• Challenge: Restate each of the lines below word for word and drop every picture.

----------

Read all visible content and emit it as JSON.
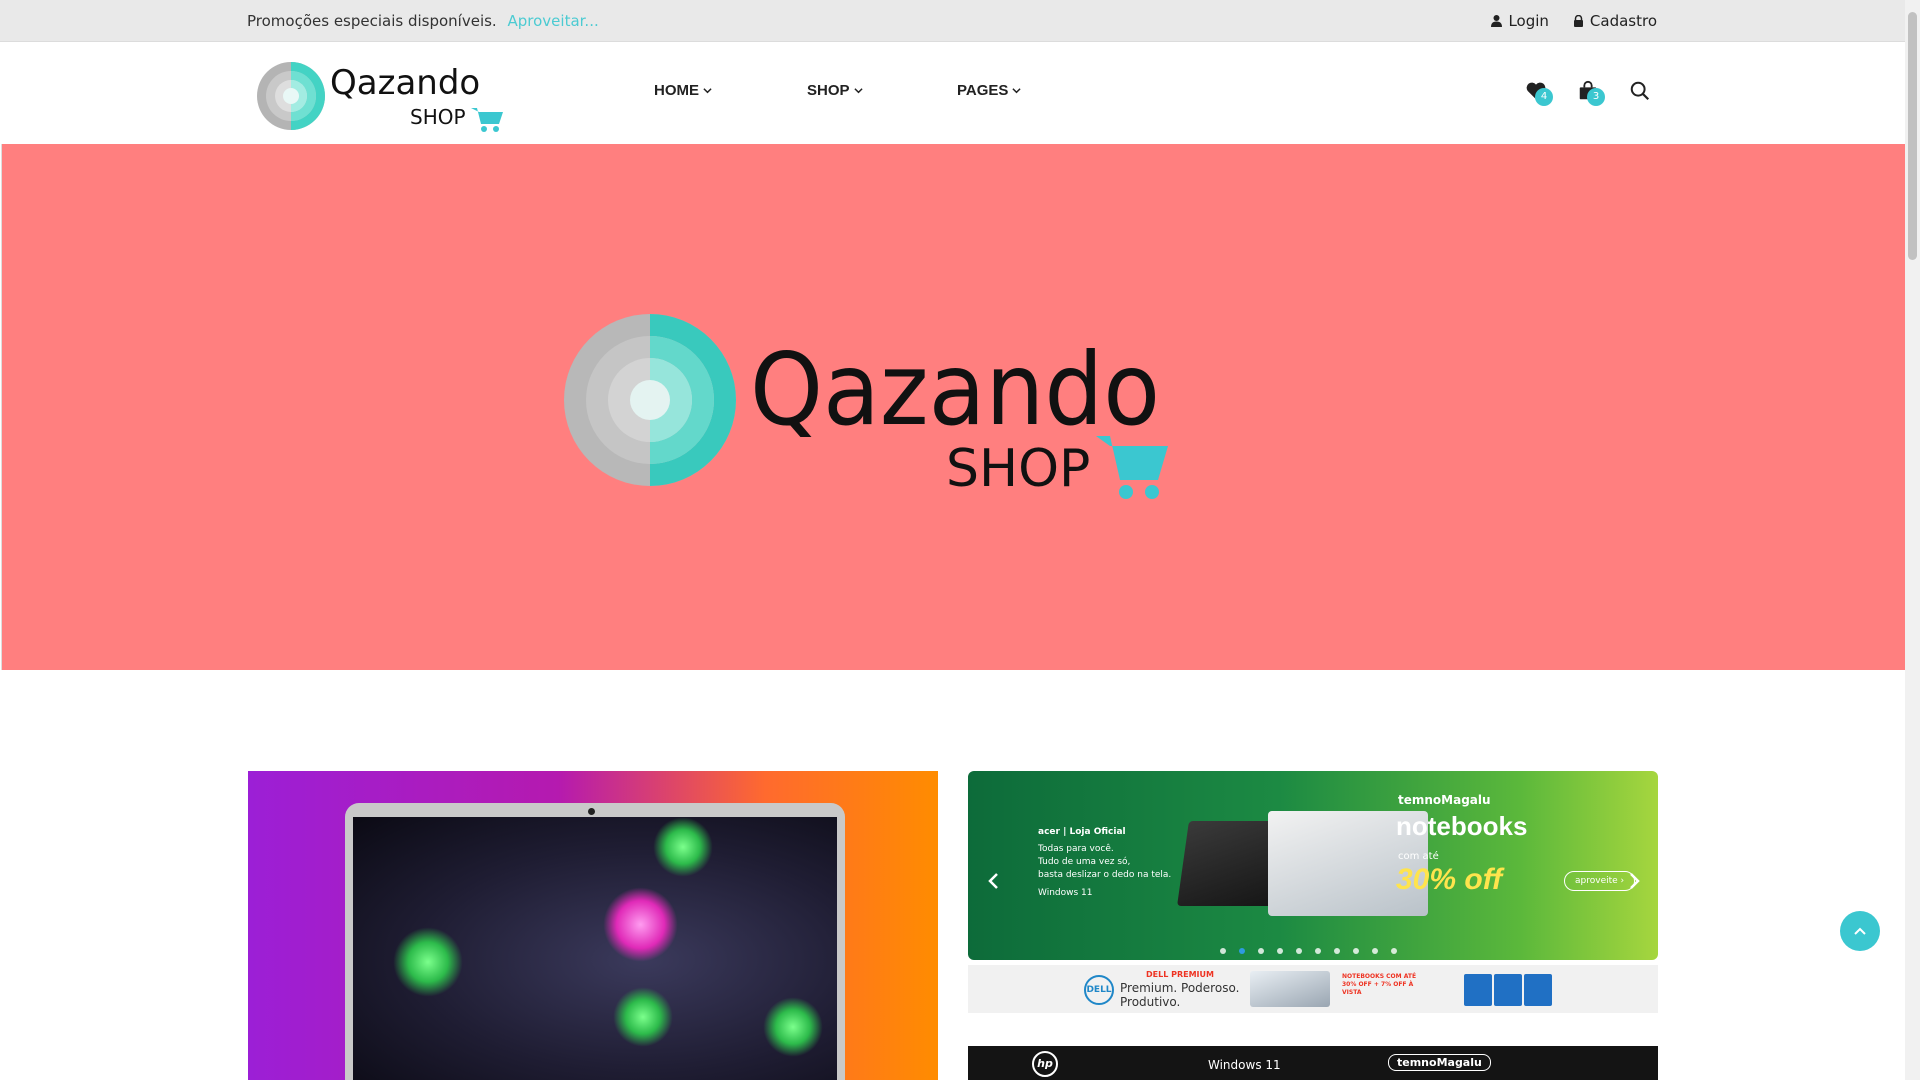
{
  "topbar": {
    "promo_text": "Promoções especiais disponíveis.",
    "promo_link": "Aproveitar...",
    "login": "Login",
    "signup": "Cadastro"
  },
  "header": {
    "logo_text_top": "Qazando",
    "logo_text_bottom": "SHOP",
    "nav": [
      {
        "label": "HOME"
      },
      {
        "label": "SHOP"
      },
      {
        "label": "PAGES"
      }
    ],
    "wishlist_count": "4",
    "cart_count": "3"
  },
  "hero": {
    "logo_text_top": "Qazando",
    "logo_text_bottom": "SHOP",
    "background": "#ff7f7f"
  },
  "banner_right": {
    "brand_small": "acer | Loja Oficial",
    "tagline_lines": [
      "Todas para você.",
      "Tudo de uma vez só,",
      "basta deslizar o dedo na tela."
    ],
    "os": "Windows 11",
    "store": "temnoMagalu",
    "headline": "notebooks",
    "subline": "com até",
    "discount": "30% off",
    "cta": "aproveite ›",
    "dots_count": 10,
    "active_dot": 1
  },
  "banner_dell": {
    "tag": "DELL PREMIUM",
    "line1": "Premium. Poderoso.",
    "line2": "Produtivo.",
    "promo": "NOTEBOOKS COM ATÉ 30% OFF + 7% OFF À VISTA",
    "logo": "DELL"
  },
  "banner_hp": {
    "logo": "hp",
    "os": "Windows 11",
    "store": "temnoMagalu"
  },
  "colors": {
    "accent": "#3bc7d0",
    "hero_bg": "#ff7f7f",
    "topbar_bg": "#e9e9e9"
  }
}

----------

• Answer for this exercise:
Read all visible content and emit it as JSON.
{
  "topbar": {
    "promo_text": "Promoções especiais disponíveis.",
    "promo_link": "Aproveitar...",
    "login": "Login",
    "signup": "Cadastro"
  },
  "header": {
    "logo_text_top": "Qazando",
    "logo_text_bottom": "SHOP",
    "nav": [
      {
        "label": "HOME"
      },
      {
        "label": "SHOP"
      },
      {
        "label": "PAGES"
      }
    ],
    "wishlist_count": "4",
    "cart_count": "3"
  },
  "hero": {
    "logo_text_top": "Qazando",
    "logo_text_bottom": "SHOP",
    "background": "#ff7f7f"
  },
  "banner_right": {
    "brand_small": "acer | Loja Oficial",
    "tagline_lines": [
      "Todas para você.",
      "Tudo de uma vez só,",
      "basta deslizar o dedo na tela."
    ],
    "os": "Windows 11",
    "store": "temnoMagalu",
    "headline": "notebooks",
    "subline": "com até",
    "discount": "30% off",
    "cta": "aproveite ›",
    "dots_count": 10,
    "active_dot": 1
  },
  "banner_dell": {
    "tag": "DELL PREMIUM",
    "line1": "Premium. Poderoso.",
    "line2": "Produtivo.",
    "promo": "NOTEBOOKS COM ATÉ 30% OFF + 7% OFF À VISTA",
    "logo": "DELL"
  },
  "banner_hp": {
    "logo": "hp",
    "os": "Windows 11",
    "store": "temnoMagalu"
  },
  "colors": {
    "accent": "#3bc7d0",
    "hero_bg": "#ff7f7f",
    "topbar_bg": "#e9e9e9"
  }
}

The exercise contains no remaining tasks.